● **Instructions to follow**
Filter these entries so that only lines with the word "screenshot" remain.
»»
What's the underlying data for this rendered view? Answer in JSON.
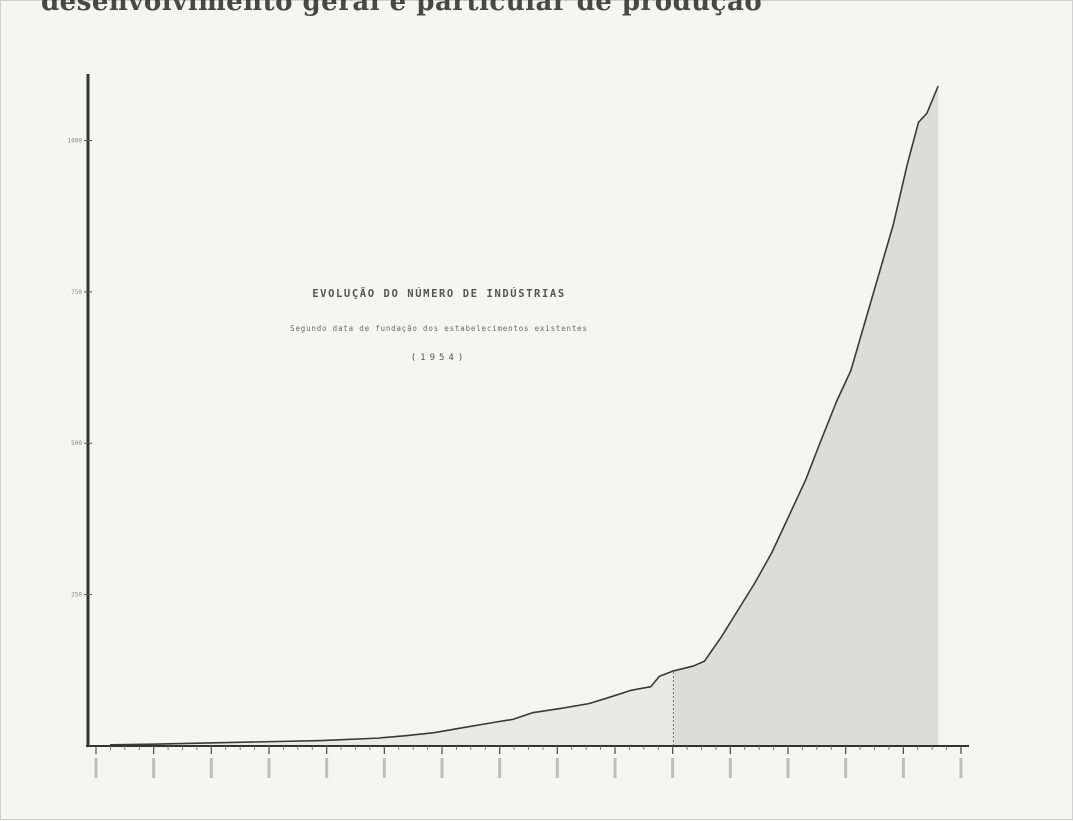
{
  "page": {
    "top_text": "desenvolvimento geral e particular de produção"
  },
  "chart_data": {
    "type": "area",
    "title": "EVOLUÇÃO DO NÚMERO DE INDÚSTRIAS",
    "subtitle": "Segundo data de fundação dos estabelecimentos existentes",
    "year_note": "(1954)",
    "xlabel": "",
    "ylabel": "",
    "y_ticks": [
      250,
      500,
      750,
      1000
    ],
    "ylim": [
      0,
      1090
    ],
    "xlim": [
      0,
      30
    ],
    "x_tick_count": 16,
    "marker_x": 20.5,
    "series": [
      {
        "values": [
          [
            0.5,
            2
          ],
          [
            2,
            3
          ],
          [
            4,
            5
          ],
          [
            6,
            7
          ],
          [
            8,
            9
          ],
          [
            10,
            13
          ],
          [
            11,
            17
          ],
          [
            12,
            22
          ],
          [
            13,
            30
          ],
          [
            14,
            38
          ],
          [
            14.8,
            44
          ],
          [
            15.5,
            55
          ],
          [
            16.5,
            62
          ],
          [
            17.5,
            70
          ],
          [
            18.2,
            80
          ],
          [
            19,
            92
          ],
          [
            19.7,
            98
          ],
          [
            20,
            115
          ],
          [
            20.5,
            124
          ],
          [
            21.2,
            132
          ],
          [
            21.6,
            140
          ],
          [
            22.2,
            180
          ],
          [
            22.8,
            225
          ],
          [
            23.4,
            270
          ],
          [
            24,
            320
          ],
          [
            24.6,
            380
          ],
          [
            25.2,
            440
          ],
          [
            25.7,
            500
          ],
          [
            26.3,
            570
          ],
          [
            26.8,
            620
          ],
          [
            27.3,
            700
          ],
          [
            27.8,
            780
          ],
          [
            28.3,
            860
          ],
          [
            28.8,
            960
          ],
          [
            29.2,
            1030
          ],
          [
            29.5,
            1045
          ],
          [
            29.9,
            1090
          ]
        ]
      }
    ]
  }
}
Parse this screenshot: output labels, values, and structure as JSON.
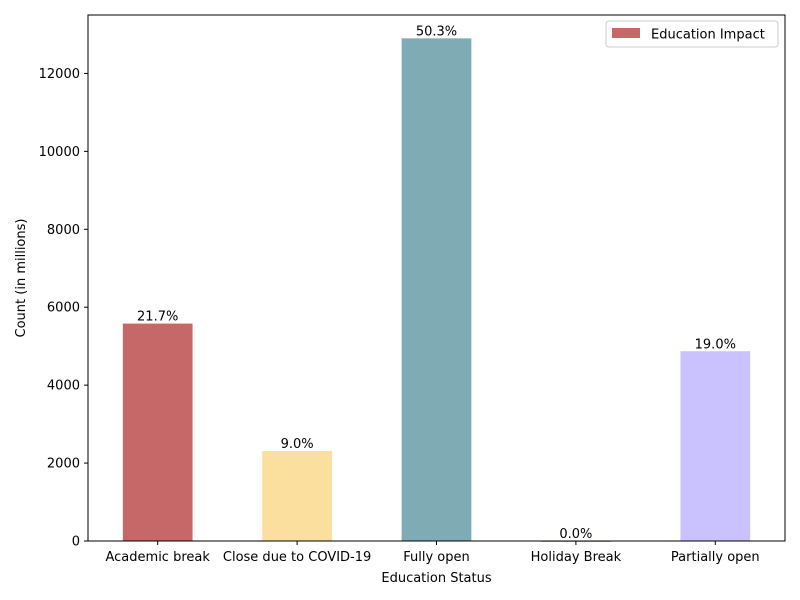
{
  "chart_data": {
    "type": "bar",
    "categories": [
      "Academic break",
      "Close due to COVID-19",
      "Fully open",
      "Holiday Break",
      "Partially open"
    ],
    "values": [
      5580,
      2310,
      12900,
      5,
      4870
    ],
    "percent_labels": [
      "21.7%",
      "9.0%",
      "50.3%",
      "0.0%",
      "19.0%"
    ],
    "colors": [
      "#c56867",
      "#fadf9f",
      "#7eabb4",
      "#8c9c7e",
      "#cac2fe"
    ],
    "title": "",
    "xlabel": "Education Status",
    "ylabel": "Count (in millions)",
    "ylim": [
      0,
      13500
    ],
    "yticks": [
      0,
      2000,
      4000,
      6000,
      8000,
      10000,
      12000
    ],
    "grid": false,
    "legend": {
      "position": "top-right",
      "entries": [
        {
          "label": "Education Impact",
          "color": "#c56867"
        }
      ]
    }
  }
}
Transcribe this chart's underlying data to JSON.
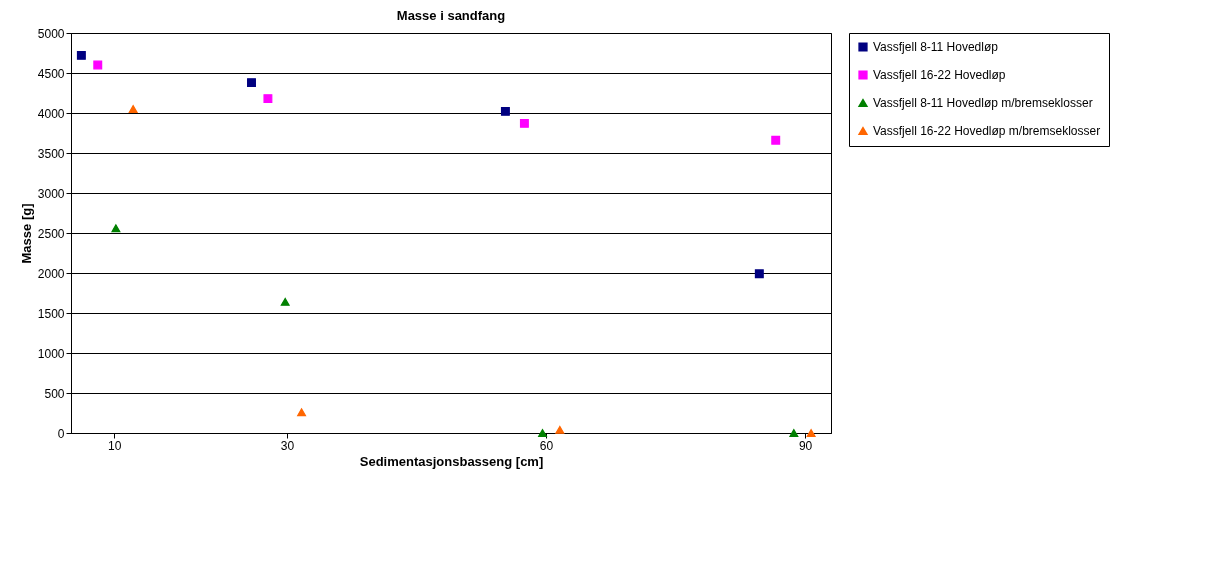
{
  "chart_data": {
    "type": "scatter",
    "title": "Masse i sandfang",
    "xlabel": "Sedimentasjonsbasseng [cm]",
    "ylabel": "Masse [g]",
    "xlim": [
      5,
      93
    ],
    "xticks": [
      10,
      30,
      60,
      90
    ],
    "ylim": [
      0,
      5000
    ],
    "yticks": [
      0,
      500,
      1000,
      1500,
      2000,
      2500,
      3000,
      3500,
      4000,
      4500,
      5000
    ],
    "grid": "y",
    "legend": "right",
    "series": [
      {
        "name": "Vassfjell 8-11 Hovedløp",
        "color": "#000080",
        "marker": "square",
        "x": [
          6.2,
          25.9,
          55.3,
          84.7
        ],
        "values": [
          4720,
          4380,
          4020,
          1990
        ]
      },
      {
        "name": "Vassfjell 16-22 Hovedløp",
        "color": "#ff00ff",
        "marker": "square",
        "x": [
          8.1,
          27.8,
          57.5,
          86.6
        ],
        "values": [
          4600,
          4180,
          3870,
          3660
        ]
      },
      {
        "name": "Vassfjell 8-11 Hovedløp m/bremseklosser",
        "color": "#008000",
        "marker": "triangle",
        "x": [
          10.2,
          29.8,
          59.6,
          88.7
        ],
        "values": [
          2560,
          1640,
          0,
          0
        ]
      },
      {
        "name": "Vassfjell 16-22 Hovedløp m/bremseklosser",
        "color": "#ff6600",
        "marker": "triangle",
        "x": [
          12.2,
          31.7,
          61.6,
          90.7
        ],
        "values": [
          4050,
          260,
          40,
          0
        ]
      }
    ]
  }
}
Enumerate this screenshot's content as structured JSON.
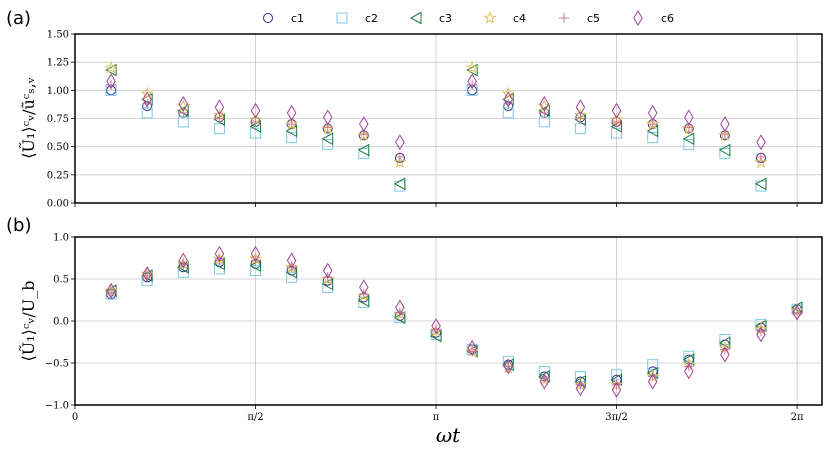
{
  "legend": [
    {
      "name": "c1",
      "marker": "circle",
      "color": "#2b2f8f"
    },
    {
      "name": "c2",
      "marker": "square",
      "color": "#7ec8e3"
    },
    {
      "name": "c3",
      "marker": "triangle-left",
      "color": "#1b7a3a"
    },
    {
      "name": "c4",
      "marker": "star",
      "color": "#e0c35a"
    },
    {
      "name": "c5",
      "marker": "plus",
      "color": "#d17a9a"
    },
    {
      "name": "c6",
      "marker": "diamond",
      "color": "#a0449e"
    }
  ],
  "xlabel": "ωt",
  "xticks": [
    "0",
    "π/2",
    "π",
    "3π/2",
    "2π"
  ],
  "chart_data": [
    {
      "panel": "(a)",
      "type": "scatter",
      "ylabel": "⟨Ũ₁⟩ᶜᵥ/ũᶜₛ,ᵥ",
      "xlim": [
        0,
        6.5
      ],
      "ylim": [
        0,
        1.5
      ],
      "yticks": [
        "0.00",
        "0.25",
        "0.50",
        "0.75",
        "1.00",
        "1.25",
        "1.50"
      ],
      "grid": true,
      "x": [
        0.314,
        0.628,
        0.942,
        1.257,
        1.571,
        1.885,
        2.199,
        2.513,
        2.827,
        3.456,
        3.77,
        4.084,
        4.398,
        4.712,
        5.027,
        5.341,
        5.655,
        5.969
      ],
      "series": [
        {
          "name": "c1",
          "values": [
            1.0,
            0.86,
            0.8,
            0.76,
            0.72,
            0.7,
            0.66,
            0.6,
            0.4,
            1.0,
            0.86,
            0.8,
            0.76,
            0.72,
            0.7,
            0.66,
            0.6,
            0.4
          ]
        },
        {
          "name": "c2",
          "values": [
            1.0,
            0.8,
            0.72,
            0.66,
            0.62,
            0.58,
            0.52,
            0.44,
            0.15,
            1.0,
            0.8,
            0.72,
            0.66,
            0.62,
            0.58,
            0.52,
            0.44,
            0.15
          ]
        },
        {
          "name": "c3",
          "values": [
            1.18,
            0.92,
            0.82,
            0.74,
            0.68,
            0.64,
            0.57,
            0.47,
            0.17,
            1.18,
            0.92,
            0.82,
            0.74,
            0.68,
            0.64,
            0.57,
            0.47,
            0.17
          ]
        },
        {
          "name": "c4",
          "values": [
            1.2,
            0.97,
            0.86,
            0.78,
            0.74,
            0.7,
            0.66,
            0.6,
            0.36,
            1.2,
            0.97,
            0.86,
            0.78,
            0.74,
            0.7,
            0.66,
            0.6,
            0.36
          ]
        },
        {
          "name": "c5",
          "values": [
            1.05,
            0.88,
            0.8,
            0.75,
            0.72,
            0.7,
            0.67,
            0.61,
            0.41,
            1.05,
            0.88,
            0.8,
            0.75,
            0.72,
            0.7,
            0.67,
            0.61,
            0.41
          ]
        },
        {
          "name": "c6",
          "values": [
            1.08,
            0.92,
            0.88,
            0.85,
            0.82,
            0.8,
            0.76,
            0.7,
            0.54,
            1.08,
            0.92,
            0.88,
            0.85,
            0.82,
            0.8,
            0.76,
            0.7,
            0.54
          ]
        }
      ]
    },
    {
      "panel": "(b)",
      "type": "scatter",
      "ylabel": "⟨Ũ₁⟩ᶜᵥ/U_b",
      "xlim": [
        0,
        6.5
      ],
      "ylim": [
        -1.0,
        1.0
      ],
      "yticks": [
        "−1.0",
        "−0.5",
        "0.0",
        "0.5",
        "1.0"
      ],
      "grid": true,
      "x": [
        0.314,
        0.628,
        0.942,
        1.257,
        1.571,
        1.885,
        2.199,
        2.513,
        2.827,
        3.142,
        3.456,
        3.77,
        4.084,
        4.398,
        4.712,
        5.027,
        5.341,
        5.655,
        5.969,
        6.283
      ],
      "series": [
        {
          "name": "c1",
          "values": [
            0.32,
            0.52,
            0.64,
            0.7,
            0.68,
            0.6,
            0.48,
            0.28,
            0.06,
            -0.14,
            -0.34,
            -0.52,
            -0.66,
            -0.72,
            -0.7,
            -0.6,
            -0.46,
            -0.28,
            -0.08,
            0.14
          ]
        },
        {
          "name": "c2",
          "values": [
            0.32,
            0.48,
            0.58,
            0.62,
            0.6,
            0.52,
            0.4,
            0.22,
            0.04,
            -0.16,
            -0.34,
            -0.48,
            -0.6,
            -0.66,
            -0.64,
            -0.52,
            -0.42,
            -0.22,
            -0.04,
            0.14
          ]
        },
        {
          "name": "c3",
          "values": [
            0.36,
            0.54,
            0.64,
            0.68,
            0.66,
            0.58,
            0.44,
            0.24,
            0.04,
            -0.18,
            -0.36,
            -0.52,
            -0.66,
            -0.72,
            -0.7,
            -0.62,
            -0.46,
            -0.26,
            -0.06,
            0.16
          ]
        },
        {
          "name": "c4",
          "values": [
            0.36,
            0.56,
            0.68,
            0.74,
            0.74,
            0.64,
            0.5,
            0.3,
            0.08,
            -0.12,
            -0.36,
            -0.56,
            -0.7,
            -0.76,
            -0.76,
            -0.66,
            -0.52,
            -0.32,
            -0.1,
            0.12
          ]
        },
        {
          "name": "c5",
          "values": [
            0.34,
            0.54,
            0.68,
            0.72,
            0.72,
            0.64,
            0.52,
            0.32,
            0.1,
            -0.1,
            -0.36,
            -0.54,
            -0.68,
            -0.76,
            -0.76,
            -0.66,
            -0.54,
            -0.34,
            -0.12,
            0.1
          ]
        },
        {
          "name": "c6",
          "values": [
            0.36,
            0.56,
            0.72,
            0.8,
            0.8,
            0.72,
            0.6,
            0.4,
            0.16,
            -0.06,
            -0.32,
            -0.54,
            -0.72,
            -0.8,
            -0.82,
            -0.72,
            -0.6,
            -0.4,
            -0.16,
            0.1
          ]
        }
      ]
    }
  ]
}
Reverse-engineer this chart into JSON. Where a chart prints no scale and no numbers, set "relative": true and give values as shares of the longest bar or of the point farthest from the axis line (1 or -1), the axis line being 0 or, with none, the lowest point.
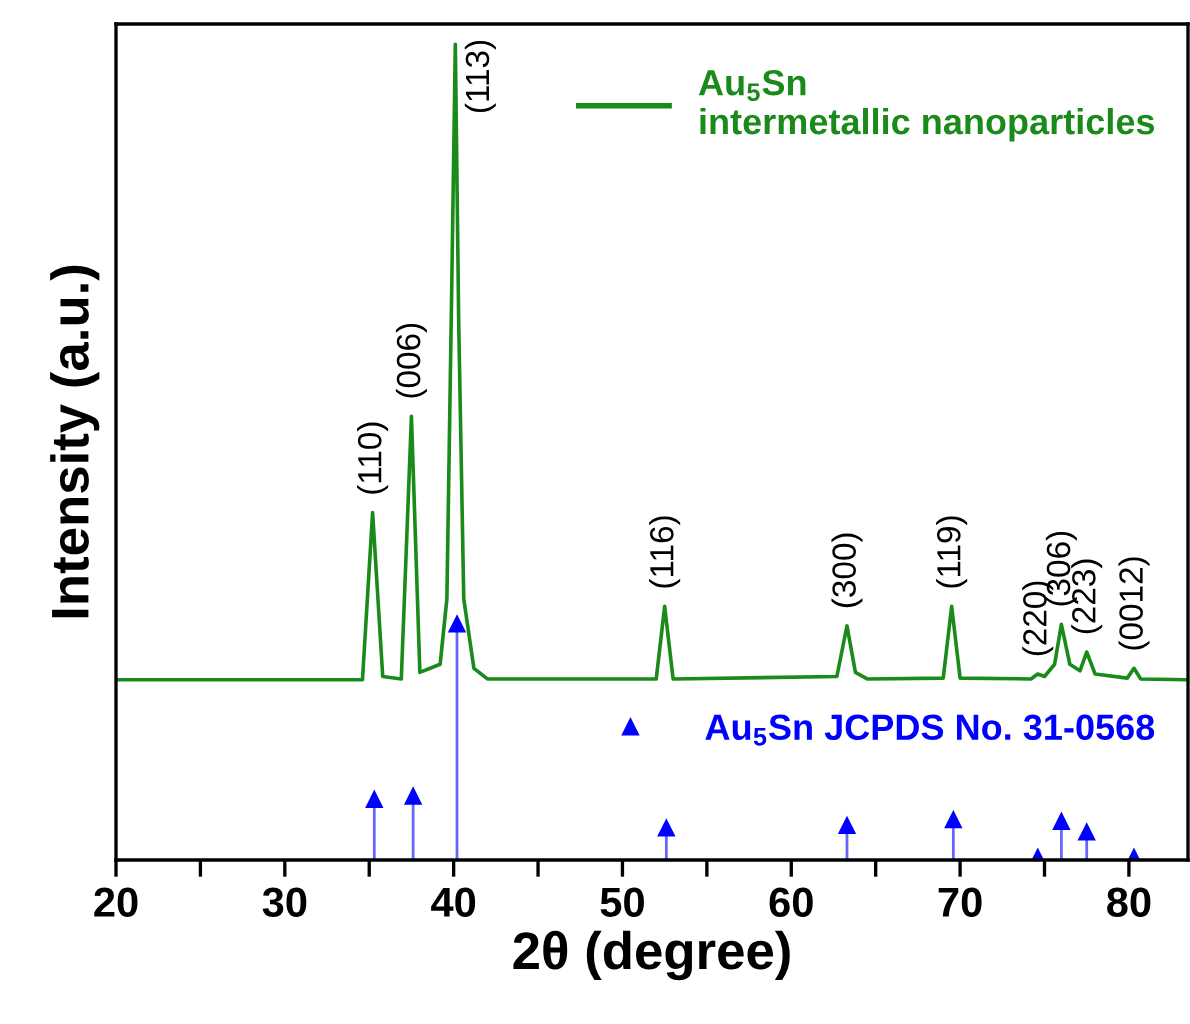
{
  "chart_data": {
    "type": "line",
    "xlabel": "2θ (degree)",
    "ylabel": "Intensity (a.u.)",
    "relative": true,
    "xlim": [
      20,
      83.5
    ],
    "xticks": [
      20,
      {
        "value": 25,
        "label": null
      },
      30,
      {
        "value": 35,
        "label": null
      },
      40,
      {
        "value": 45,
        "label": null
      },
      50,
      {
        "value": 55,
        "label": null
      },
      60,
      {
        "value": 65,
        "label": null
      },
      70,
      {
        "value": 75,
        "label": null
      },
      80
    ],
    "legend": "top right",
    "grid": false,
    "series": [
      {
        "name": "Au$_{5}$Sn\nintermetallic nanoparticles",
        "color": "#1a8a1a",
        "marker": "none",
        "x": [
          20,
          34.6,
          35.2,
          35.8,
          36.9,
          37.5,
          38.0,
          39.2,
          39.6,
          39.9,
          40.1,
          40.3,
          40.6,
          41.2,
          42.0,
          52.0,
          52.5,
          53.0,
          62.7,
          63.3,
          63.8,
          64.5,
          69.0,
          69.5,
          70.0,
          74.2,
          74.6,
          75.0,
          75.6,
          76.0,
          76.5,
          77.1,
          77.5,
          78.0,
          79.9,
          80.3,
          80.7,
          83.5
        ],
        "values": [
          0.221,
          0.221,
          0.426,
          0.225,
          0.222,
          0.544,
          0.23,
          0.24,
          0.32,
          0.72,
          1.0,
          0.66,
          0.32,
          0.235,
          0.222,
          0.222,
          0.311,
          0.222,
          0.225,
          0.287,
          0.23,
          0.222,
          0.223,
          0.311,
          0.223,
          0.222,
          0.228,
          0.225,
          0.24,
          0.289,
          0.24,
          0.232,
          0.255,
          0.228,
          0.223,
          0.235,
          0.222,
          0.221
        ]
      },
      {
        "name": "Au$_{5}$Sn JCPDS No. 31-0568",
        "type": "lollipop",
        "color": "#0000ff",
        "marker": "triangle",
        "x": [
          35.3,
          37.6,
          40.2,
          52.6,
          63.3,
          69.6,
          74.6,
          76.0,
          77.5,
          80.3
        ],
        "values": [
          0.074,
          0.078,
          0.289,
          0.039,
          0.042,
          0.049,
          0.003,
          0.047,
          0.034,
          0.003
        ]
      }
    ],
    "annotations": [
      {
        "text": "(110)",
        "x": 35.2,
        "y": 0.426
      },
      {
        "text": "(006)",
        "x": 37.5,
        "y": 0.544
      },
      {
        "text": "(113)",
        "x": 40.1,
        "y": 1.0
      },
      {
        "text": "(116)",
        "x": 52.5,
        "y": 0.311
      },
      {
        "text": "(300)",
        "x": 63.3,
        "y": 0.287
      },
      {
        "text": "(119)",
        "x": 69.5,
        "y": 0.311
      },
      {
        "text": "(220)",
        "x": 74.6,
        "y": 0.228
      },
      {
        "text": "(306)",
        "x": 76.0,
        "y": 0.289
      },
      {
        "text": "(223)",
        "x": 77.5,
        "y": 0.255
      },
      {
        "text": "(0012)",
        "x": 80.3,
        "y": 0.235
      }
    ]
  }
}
««
● **Result of the exercise**
Parse this screenshot: output labels, values, and structure as JSON.
Enumerate this screenshot's content as structured JSON.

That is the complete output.